= EXERCISE DATA =
--- --- ---
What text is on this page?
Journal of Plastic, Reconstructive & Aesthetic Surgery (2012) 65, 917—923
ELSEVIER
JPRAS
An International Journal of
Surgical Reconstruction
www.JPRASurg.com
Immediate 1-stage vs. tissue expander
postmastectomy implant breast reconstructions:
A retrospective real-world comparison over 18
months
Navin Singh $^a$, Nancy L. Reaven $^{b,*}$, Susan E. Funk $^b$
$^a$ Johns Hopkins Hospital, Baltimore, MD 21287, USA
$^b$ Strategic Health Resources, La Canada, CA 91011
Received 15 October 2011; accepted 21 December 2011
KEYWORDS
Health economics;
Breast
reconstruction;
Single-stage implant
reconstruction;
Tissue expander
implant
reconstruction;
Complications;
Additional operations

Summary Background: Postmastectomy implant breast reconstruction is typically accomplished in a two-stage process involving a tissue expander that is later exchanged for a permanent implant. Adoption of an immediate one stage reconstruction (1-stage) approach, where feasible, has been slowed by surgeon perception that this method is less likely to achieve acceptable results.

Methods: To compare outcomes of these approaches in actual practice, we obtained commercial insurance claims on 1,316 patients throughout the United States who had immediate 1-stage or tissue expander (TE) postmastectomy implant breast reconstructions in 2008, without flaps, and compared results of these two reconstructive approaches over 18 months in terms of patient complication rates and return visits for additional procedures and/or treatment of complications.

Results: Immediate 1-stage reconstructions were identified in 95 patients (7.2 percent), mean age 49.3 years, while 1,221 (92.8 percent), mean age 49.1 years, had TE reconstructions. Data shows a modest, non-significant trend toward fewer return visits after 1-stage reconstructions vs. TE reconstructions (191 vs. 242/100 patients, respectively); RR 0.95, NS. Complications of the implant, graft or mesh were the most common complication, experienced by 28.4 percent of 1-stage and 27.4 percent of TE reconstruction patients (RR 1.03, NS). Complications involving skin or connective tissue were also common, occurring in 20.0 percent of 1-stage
--- --- ---
= EXERCISE =
Extract each line holding the word "Journal" from the records.

= ANSWER TO THE EXERCISE =
Journal of Plastic, Reconstructive & Aesthetic Surgery (2012) 65, 917—923
An International Journal of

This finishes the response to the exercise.